Problem statement — Repeat, line for line, the entries printed below.

Provided data —
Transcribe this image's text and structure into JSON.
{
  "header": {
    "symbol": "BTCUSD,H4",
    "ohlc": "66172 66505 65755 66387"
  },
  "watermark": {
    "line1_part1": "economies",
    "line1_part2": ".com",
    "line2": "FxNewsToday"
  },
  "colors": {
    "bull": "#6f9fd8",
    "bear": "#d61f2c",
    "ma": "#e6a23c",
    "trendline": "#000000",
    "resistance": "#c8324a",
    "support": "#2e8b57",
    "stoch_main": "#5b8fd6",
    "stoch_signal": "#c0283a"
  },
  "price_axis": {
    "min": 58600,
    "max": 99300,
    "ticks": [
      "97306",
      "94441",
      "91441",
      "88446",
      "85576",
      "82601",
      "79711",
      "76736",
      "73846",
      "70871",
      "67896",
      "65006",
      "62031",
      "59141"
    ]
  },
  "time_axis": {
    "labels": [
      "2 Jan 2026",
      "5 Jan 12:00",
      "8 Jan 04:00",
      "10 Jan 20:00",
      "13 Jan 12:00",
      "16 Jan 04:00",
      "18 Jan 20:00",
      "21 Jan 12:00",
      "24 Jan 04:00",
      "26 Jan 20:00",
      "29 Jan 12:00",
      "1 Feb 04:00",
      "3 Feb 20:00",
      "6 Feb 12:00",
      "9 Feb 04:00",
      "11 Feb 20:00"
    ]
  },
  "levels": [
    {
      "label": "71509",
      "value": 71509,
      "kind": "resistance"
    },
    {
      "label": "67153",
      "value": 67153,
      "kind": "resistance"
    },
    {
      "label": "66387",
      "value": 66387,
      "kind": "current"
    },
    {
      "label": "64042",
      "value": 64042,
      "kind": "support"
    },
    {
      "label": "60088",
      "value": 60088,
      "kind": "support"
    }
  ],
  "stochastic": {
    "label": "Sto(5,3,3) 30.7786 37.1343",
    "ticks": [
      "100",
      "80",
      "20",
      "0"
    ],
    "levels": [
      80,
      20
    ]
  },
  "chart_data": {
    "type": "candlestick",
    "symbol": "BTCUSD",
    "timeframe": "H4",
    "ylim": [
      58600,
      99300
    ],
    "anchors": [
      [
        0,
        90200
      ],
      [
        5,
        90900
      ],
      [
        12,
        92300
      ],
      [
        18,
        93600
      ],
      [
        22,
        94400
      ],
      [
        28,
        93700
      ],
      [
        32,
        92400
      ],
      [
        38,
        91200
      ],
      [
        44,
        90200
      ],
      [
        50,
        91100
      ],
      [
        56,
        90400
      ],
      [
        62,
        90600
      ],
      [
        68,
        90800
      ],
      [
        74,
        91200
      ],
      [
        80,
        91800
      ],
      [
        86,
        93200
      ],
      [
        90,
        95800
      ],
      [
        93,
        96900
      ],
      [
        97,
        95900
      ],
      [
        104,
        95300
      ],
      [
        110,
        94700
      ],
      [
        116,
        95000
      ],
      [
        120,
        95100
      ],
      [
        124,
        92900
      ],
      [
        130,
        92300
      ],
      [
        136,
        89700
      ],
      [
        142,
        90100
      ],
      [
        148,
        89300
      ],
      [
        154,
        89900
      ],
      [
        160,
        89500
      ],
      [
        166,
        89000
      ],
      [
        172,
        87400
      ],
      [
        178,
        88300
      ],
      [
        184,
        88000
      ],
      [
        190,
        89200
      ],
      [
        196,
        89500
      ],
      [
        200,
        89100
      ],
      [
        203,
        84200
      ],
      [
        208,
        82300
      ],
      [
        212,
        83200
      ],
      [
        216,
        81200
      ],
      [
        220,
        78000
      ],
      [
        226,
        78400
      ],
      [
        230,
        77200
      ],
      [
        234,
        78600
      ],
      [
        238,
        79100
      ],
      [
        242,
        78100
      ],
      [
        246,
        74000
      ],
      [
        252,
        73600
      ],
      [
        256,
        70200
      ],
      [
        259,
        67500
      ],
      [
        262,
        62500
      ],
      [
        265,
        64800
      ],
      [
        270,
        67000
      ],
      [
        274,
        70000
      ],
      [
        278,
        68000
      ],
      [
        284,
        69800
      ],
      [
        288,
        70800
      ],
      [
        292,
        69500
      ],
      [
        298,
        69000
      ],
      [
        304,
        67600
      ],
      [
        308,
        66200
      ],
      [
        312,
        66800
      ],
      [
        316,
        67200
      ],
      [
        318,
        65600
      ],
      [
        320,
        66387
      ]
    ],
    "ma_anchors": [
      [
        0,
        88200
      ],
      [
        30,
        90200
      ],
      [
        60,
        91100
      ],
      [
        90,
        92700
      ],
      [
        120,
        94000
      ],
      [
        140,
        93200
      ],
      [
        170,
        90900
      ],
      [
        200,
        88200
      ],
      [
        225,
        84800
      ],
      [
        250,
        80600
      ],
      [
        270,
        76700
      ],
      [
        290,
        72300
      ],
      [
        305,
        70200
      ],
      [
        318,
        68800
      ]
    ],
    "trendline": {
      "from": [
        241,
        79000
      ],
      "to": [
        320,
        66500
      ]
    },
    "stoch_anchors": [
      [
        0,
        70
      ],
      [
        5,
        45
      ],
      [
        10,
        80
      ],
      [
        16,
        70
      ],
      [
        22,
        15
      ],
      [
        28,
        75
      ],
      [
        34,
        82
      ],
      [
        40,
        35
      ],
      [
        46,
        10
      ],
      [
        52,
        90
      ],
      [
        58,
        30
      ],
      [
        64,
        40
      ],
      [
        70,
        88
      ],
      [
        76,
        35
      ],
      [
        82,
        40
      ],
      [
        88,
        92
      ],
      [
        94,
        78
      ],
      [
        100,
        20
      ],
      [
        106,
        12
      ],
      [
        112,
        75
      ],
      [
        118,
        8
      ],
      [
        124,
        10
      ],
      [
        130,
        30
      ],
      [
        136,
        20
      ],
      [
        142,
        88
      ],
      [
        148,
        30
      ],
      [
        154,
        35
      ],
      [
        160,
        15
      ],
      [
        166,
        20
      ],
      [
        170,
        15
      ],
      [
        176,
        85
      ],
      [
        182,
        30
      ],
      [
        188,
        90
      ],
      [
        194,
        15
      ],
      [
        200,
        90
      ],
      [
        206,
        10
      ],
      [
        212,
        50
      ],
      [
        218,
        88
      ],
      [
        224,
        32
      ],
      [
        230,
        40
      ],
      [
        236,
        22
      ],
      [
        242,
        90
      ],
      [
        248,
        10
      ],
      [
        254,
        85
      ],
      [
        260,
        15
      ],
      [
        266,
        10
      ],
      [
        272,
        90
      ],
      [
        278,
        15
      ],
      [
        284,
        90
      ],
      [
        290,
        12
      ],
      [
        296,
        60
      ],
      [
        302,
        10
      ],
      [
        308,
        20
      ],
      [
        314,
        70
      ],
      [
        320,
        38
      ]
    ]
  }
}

Written solution —
Transcribe this image's text and structure into JSON.
{
  "header": {
    "symbol": "BTCUSD,H4",
    "ohlc": "66172 66505 65755 66387"
  },
  "watermark": {
    "line1_part1": "economies",
    "line1_part2": ".com",
    "line2": "FxNewsToday"
  },
  "colors": {
    "bull": "#6f9fd8",
    "bear": "#d61f2c",
    "ma": "#e6a23c",
    "trendline": "#000000",
    "resistance": "#c8324a",
    "support": "#2e8b57",
    "stoch_main": "#5b8fd6",
    "stoch_signal": "#c0283a"
  },
  "price_axis": {
    "min": 58600,
    "max": 99300,
    "ticks": [
      "97306",
      "94441",
      "91441",
      "88446",
      "85576",
      "82601",
      "79711",
      "76736",
      "73846",
      "70871",
      "67896",
      "65006",
      "62031",
      "59141"
    ]
  },
  "time_axis": {
    "labels": [
      "2 Jan 2026",
      "5 Jan 12:00",
      "8 Jan 04:00",
      "10 Jan 20:00",
      "13 Jan 12:00",
      "16 Jan 04:00",
      "18 Jan 20:00",
      "21 Jan 12:00",
      "24 Jan 04:00",
      "26 Jan 20:00",
      "29 Jan 12:00",
      "1 Feb 04:00",
      "3 Feb 20:00",
      "6 Feb 12:00",
      "9 Feb 04:00",
      "11 Feb 20:00"
    ]
  },
  "levels": [
    {
      "label": "71509",
      "value": 71509,
      "kind": "resistance"
    },
    {
      "label": "67153",
      "value": 67153,
      "kind": "resistance"
    },
    {
      "label": "66387",
      "value": 66387,
      "kind": "current"
    },
    {
      "label": "64042",
      "value": 64042,
      "kind": "support"
    },
    {
      "label": "60088",
      "value": 60088,
      "kind": "support"
    }
  ],
  "stochastic": {
    "label": "Sto(5,3,3) 30.7786 37.1343",
    "ticks": [
      "100",
      "80",
      "20",
      "0"
    ],
    "levels": [
      80,
      20
    ]
  },
  "chart_data": {
    "type": "candlestick",
    "symbol": "BTCUSD",
    "timeframe": "H4",
    "ylim": [
      58600,
      99300
    ],
    "anchors": [
      [
        0,
        90200
      ],
      [
        5,
        90900
      ],
      [
        12,
        92300
      ],
      [
        18,
        93600
      ],
      [
        22,
        94400
      ],
      [
        28,
        93700
      ],
      [
        32,
        92400
      ],
      [
        38,
        91200
      ],
      [
        44,
        90200
      ],
      [
        50,
        91100
      ],
      [
        56,
        90400
      ],
      [
        62,
        90600
      ],
      [
        68,
        90800
      ],
      [
        74,
        91200
      ],
      [
        80,
        91800
      ],
      [
        86,
        93200
      ],
      [
        90,
        95800
      ],
      [
        93,
        96900
      ],
      [
        97,
        95900
      ],
      [
        104,
        95300
      ],
      [
        110,
        94700
      ],
      [
        116,
        95000
      ],
      [
        120,
        95100
      ],
      [
        124,
        92900
      ],
      [
        130,
        92300
      ],
      [
        136,
        89700
      ],
      [
        142,
        90100
      ],
      [
        148,
        89300
      ],
      [
        154,
        89900
      ],
      [
        160,
        89500
      ],
      [
        166,
        89000
      ],
      [
        172,
        87400
      ],
      [
        178,
        88300
      ],
      [
        184,
        88000
      ],
      [
        190,
        89200
      ],
      [
        196,
        89500
      ],
      [
        200,
        89100
      ],
      [
        203,
        84200
      ],
      [
        208,
        82300
      ],
      [
        212,
        83200
      ],
      [
        216,
        81200
      ],
      [
        220,
        78000
      ],
      [
        226,
        78400
      ],
      [
        230,
        77200
      ],
      [
        234,
        78600
      ],
      [
        238,
        79100
      ],
      [
        242,
        78100
      ],
      [
        246,
        74000
      ],
      [
        252,
        73600
      ],
      [
        256,
        70200
      ],
      [
        259,
        67500
      ],
      [
        262,
        62500
      ],
      [
        265,
        64800
      ],
      [
        270,
        67000
      ],
      [
        274,
        70000
      ],
      [
        278,
        68000
      ],
      [
        284,
        69800
      ],
      [
        288,
        70800
      ],
      [
        292,
        69500
      ],
      [
        298,
        69000
      ],
      [
        304,
        67600
      ],
      [
        308,
        66200
      ],
      [
        312,
        66800
      ],
      [
        316,
        67200
      ],
      [
        318,
        65600
      ],
      [
        320,
        66387
      ]
    ],
    "ma_anchors": [
      [
        0,
        88200
      ],
      [
        30,
        90200
      ],
      [
        60,
        91100
      ],
      [
        90,
        92700
      ],
      [
        120,
        94000
      ],
      [
        140,
        93200
      ],
      [
        170,
        90900
      ],
      [
        200,
        88200
      ],
      [
        225,
        84800
      ],
      [
        250,
        80600
      ],
      [
        270,
        76700
      ],
      [
        290,
        72300
      ],
      [
        305,
        70200
      ],
      [
        318,
        68800
      ]
    ],
    "trendline": {
      "from": [
        241,
        79000
      ],
      "to": [
        320,
        66500
      ]
    },
    "stoch_anchors": [
      [
        0,
        70
      ],
      [
        5,
        45
      ],
      [
        10,
        80
      ],
      [
        16,
        70
      ],
      [
        22,
        15
      ],
      [
        28,
        75
      ],
      [
        34,
        82
      ],
      [
        40,
        35
      ],
      [
        46,
        10
      ],
      [
        52,
        90
      ],
      [
        58,
        30
      ],
      [
        64,
        40
      ],
      [
        70,
        88
      ],
      [
        76,
        35
      ],
      [
        82,
        40
      ],
      [
        88,
        92
      ],
      [
        94,
        78
      ],
      [
        100,
        20
      ],
      [
        106,
        12
      ],
      [
        112,
        75
      ],
      [
        118,
        8
      ],
      [
        124,
        10
      ],
      [
        130,
        30
      ],
      [
        136,
        20
      ],
      [
        142,
        88
      ],
      [
        148,
        30
      ],
      [
        154,
        35
      ],
      [
        160,
        15
      ],
      [
        166,
        20
      ],
      [
        170,
        15
      ],
      [
        176,
        85
      ],
      [
        182,
        30
      ],
      [
        188,
        90
      ],
      [
        194,
        15
      ],
      [
        200,
        90
      ],
      [
        206,
        10
      ],
      [
        212,
        50
      ],
      [
        218,
        88
      ],
      [
        224,
        32
      ],
      [
        230,
        40
      ],
      [
        236,
        22
      ],
      [
        242,
        90
      ],
      [
        248,
        10
      ],
      [
        254,
        85
      ],
      [
        260,
        15
      ],
      [
        266,
        10
      ],
      [
        272,
        90
      ],
      [
        278,
        15
      ],
      [
        284,
        90
      ],
      [
        290,
        12
      ],
      [
        296,
        60
      ],
      [
        302,
        10
      ],
      [
        308,
        20
      ],
      [
        314,
        70
      ],
      [
        320,
        38
      ]
    ]
  }
}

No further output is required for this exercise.